▶ Instructions for the task
Copy out every line in which the string "领导干部辞职报告范文模板" occurs.

▶ Data provided
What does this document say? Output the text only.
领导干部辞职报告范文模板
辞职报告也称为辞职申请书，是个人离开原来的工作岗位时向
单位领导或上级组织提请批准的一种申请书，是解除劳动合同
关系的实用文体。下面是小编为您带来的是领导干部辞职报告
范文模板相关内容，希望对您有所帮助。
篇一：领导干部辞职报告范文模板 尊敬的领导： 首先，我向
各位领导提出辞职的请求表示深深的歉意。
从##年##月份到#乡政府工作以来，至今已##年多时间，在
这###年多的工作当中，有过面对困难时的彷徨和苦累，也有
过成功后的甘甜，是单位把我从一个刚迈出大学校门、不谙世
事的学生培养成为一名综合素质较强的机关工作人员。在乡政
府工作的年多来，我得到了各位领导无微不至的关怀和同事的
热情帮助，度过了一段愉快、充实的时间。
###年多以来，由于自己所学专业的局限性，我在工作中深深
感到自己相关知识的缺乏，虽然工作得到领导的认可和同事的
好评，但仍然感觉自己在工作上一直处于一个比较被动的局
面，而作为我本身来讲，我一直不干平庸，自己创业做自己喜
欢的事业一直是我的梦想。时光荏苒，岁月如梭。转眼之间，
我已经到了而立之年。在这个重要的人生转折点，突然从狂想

▶ Reply
领导干部辞职报告范文模板
篇一：领导干部辞职报告范文模板 尊敬的领导： 首先，我向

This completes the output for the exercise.